A Die By the Blade blog posted a picture of a billboard in Buffalo that was eventually picked up by Yahoo's Sean Leahy and spread to a much larger audience. On it were the words "Buffalo Loves Vesey." The Vesey, of course, is in regards to Jimmy Vesey, the recent Harvard graduate whom the Sabres own the rights to until August 15 when he becomes an unrestricted free agent.
A lot has been said and written about the left winger with an NHL-ready frame and two strong developmental years for the Crimson that lead to 56 goals and 104 points in his last 70 games as a junior and senior. There's no question that he'd fit right into what Buffalo is doing and spot in the top-nine is legit at this point in time with the strong possibility that he'd have an opportunity as either Jack Eichel or Ryan O'Reilly's wingman in the top-six.
The Sabres just met with Vesey in Boston last week as Sabres GM Tim Murray, head coach Dan Bylsma and assistant director of scouting Jerry Forton, who helped recruit Vesey when he was an assistant coach at Harvard, all headed to Beantown to make their pitch. The trio represented hockey and the organization and presumably had answers to the questions Vesey had concerning where he fit into the grand scheme of things.
That was important as Vesey is looking at the next two years, his entry-level contract years, as a springboard to a longer, and presumably a more lucrative, NHL contract coming out on the other side. One of Vesey's agents, Peter Fish told the Buffalo News that "the meeting went very well" while also telling WGR550 that Vesey felt "very comfortable" with Murray and Bylsma. "However," continued Fish, "until we sit down with Jimmy and fully digest everything we heard [Thursday], I can’t really comment on how it might affect Aug. 15th.”

WRITTEN TASK 1:
Answer these questions from the Jimmy Vesey article:
(a) On what date does Vesey become an unrestricted free agent?
(b) How many goals did Vesey score in his last 70 games as a junior and senior?
(c) Which of Vesey's agents spoke to the Buffalo News?
WRITTEN TASK 2: Repeat a passage of the Jimmy Vesey article word for word. Begin at the words "A lot has been" and stop after "in the top-six.".

INFORMATION SUPPLIED:
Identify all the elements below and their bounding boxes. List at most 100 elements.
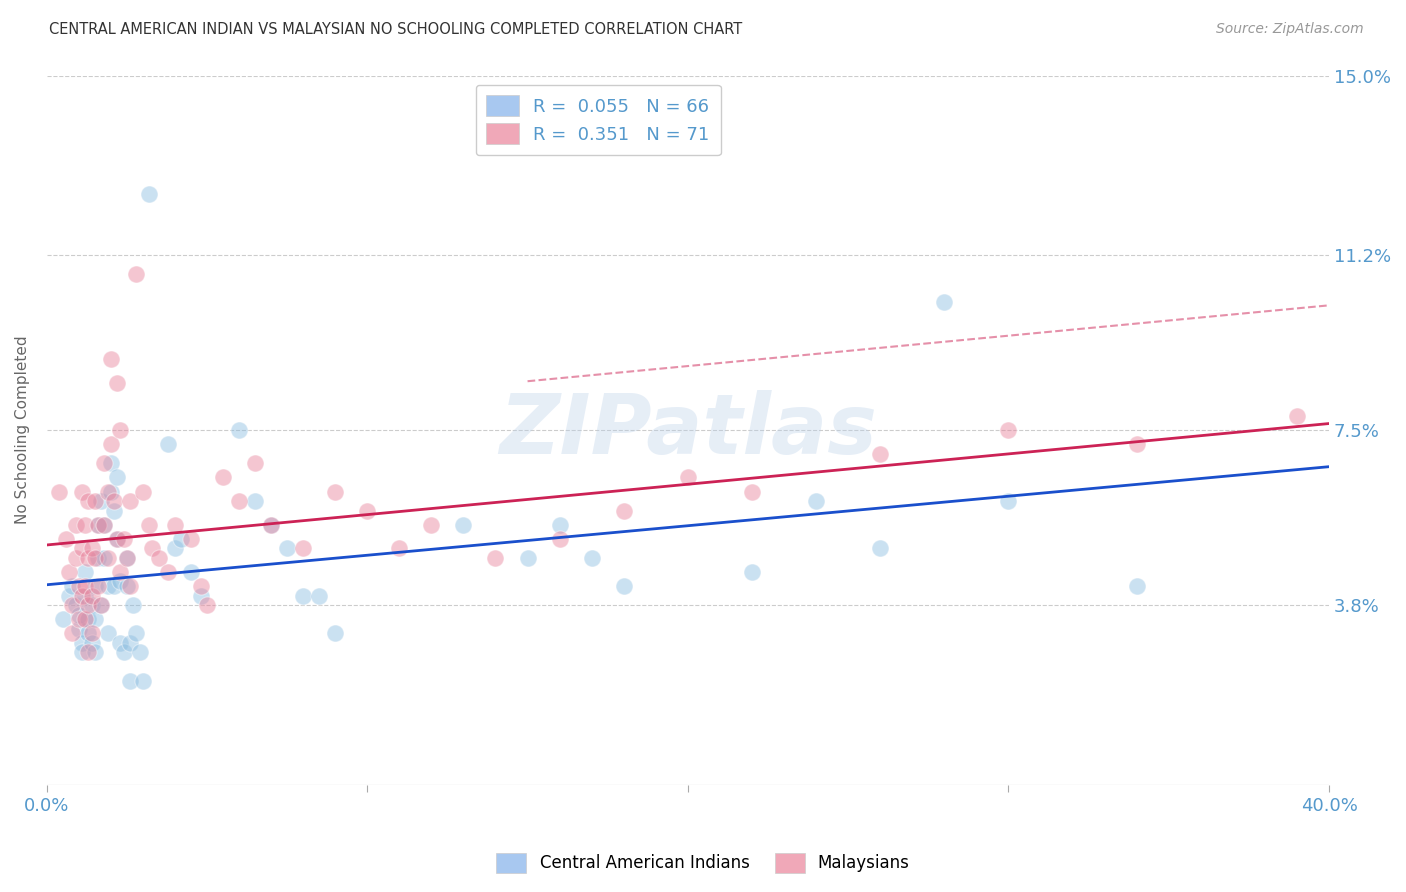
- Point: [804, 494, 827, 508]
- Point: [80, 636, 103, 650]
- Point: [87, 517, 110, 532]
- Point: [103, 503, 125, 517]
- Point: [170, 532, 193, 546]
- Point: [77, 645, 100, 659]
- Point: [77, 612, 100, 626]
- Point: [67, 612, 90, 626]
- Point: [132, 484, 155, 499]
- Point: [122, 598, 145, 612]
- Point: [1285, 409, 1308, 423]
- Point: [75, 565, 97, 579]
- Point: [103, 494, 125, 508]
- Point: [93, 517, 115, 532]
- Point: [105, 532, 128, 546]
- Point: [77, 494, 100, 508]
- Point: [90, 598, 112, 612]
- Point: [65, 598, 87, 612]
- Point: [70, 645, 93, 659]
- Point: [80, 598, 103, 612]
- Point: [115, 579, 138, 593]
- Legend: Central American Indians, Malaysians: Central American Indians, Malaysians: [489, 847, 917, 880]
- Point: [132, 673, 155, 688]
- Point: [87, 579, 110, 593]
- Y-axis label: No Schooling Completed: No Schooling Completed: [15, 335, 30, 524]
- Point: [613, 503, 636, 517]
- Point: [60, 579, 83, 593]
- Point: [484, 550, 506, 565]
- Point: [83, 550, 105, 565]
- Point: [997, 423, 1019, 437]
- Point: [97, 579, 120, 593]
- Point: [195, 598, 218, 612]
- Point: [112, 645, 135, 659]
- Point: [110, 423, 132, 437]
- Point: [180, 565, 202, 579]
- Point: [100, 484, 122, 499]
- Point: [228, 423, 250, 437]
- Point: [997, 494, 1019, 508]
- Point: [77, 598, 100, 612]
- Point: [356, 503, 378, 517]
- Point: [276, 541, 298, 556]
- Point: [115, 550, 138, 565]
- Point: [58, 589, 80, 603]
- Point: [70, 589, 93, 603]
- Point: [100, 437, 122, 451]
- Point: [75, 579, 97, 593]
- Point: [125, 626, 148, 640]
- Point: [118, 579, 141, 593]
- Point: [292, 541, 315, 556]
- Point: [65, 517, 87, 532]
- Point: [323, 626, 346, 640]
- Point: [190, 579, 212, 593]
- Point: [70, 636, 93, 650]
- Point: [87, 517, 110, 532]
- Point: [110, 574, 132, 589]
- Point: [548, 532, 571, 546]
- Point: [83, 645, 105, 659]
- Point: [87, 550, 110, 565]
- Legend: R =  0.055   N = 66, R =  0.351   N = 71: R = 0.055 N = 66, R = 0.351 N = 71: [475, 85, 720, 155]
- Point: [292, 589, 315, 603]
- Point: [80, 589, 103, 603]
- Point: [100, 352, 122, 367]
- Point: [77, 626, 100, 640]
- Text: ZIPatlas: ZIPatlas: [499, 390, 877, 471]
- Point: [77, 550, 100, 565]
- Point: [190, 589, 212, 603]
- Point: [110, 565, 132, 579]
- Point: [548, 517, 571, 532]
- Point: [613, 579, 636, 593]
- Point: [180, 532, 202, 546]
- Point: [388, 541, 411, 556]
- Point: [90, 494, 112, 508]
- Point: [80, 541, 103, 556]
- Point: [118, 636, 141, 650]
- Point: [75, 612, 97, 626]
- Point: [93, 550, 115, 565]
- Point: [118, 494, 141, 508]
- Point: [112, 532, 135, 546]
- Point: [243, 456, 266, 470]
- Point: [934, 295, 956, 310]
- Point: [138, 186, 160, 201]
- Point: [60, 598, 83, 612]
- Point: [323, 484, 346, 499]
- Point: [228, 494, 250, 508]
- Point: [58, 565, 80, 579]
- Point: [260, 517, 283, 532]
- Point: [138, 517, 160, 532]
- Point: [141, 541, 163, 556]
- Point: [1125, 579, 1147, 593]
- Point: [676, 470, 699, 484]
- Point: [67, 579, 90, 593]
- Point: [118, 673, 141, 688]
- Point: [67, 622, 90, 636]
- Point: [105, 376, 128, 390]
- Point: [83, 494, 105, 508]
- Point: [420, 517, 443, 532]
- Point: [75, 517, 97, 532]
- Point: [453, 517, 475, 532]
- Point: [80, 626, 103, 640]
- Point: [60, 626, 83, 640]
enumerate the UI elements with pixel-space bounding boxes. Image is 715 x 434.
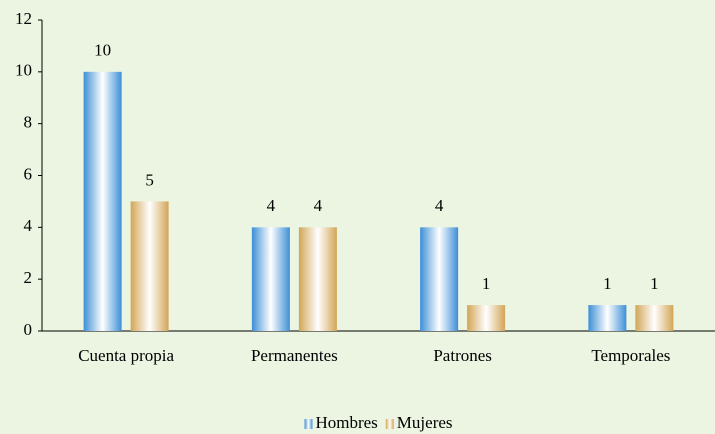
x-tick-label: Cuenta propia: [78, 346, 174, 365]
data-label: 1: [650, 274, 659, 293]
y-tick-label: 0: [24, 320, 33, 339]
data-label: 4: [435, 196, 444, 215]
y-tick-label: 6: [24, 164, 33, 183]
data-label: 1: [603, 274, 612, 293]
bar: [83, 71, 122, 331]
data-label: 5: [145, 170, 154, 189]
data-label: 4: [314, 196, 323, 215]
x-tick-label: Temporales: [591, 346, 670, 365]
legend-label: Hombres: [315, 413, 377, 432]
data-label: 4: [267, 196, 276, 215]
legend-marker: [385, 419, 394, 429]
legend-label: Mujeres: [397, 413, 453, 432]
y-tick-label: 12: [15, 9, 32, 28]
bar: [251, 227, 290, 331]
bar: [635, 305, 674, 331]
bar: [588, 305, 627, 331]
x-tick-label: Permanentes: [251, 346, 338, 365]
data-label: 1: [482, 274, 491, 293]
y-tick-label: 4: [24, 216, 33, 235]
y-tick-label: 10: [15, 61, 32, 80]
y-tick-label: 2: [24, 268, 33, 287]
bar: [130, 201, 169, 331]
data-label: 10: [94, 41, 111, 60]
bar: [420, 227, 459, 331]
legend: Hombres Mujeres: [304, 413, 453, 432]
legend-marker: [304, 419, 313, 429]
x-tick-label: Patrones: [433, 346, 492, 365]
bar: [298, 227, 337, 331]
bar: [467, 305, 506, 331]
y-tick-label: 8: [24, 113, 33, 132]
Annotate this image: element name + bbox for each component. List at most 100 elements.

CORRECT OUTPUT 1:
(a) August 15
(b) 56 goals
(c) Peter Fish

CORRECT OUTPUT 2:
A lot has been said and written about the left winger with an NHL-ready frame and two strong developmental years for the Crimson that lead to 56 goals and 104 points in his last 70 games as a junior and senior. There's no question that he'd fit right into what Buffalo is doing and spot in the top-nine is legit at this point in time with the strong possibility that he'd have an opportunity as either Jack Eichel or Ryan O'Reilly's wingman in the top-six.